__TASK REQUIREMENTS__
Exactly how many lines have the word "Corporación"? Answer with the bare number.

━━━ INPUT FOR THIS TASK

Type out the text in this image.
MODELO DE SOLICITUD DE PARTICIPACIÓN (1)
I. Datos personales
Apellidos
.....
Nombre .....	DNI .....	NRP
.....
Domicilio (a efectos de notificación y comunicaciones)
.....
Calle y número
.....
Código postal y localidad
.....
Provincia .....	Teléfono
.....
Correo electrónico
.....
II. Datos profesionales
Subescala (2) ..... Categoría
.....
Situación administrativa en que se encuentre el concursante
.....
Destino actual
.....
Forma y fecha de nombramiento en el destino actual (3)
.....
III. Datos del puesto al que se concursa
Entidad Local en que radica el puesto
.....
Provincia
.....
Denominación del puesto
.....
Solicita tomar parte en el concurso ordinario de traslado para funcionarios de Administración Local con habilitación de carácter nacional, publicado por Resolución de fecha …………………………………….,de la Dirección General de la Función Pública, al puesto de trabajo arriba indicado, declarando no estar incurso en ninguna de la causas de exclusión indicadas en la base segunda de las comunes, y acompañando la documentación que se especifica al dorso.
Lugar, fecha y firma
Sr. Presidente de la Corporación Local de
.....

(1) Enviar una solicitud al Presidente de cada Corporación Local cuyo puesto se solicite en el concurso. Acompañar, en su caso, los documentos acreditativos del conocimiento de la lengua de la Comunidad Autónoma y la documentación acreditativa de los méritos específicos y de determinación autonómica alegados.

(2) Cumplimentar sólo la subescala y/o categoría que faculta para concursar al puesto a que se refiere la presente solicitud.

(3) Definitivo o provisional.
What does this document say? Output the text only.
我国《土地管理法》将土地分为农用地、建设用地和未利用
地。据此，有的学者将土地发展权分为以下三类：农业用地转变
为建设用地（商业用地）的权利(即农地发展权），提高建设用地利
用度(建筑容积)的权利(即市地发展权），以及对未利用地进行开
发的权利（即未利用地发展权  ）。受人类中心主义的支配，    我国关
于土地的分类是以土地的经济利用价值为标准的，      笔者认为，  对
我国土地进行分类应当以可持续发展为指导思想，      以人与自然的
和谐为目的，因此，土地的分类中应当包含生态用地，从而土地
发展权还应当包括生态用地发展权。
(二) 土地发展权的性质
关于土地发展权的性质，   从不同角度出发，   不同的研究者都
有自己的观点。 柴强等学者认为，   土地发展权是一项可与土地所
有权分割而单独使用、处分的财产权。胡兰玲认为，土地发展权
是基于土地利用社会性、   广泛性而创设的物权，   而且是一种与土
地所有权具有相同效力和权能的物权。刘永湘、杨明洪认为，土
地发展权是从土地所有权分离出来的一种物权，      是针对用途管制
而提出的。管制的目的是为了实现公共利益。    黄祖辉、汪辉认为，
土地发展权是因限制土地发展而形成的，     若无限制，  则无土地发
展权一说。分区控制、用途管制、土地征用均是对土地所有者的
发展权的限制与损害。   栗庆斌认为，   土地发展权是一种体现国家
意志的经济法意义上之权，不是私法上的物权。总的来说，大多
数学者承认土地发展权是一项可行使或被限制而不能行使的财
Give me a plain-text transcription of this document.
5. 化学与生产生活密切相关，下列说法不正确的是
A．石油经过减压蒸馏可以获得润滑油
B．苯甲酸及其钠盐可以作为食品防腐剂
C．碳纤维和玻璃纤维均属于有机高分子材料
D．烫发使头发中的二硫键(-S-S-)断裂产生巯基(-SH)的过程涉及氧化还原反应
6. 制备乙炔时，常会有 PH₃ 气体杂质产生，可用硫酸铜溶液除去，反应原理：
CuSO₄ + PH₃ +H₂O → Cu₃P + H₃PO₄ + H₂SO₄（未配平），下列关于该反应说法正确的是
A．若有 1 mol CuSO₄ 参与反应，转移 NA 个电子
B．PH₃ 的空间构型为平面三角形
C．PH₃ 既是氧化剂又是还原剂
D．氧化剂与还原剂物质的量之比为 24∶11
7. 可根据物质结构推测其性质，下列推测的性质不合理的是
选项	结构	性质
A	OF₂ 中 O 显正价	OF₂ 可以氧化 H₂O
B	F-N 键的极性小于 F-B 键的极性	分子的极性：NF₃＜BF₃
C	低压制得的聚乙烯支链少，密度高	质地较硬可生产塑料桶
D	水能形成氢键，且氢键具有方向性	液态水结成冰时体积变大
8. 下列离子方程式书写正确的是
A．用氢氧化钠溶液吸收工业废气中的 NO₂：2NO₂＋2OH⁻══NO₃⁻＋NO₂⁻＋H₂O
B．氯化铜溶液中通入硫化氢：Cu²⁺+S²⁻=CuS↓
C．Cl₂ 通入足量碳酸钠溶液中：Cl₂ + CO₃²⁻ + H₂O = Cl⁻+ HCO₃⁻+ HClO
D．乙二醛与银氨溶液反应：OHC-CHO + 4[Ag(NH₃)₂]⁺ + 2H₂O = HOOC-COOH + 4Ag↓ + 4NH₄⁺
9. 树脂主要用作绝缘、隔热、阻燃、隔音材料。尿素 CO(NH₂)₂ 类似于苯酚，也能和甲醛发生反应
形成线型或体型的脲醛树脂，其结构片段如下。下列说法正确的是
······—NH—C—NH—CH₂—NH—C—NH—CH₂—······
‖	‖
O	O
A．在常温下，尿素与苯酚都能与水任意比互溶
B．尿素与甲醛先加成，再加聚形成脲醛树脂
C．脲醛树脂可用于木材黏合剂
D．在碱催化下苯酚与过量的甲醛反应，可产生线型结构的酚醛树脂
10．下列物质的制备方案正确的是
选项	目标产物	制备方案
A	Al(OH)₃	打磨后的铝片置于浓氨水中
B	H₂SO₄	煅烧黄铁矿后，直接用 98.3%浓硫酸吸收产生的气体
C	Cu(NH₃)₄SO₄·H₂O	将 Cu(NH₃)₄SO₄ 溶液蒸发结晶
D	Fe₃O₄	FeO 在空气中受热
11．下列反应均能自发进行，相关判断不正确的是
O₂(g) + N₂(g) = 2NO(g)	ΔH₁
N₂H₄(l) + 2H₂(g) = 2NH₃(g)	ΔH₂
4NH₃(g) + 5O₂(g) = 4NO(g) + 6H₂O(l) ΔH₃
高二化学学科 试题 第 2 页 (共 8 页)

━━━━━━

__EXERCISE SOLUTION__
2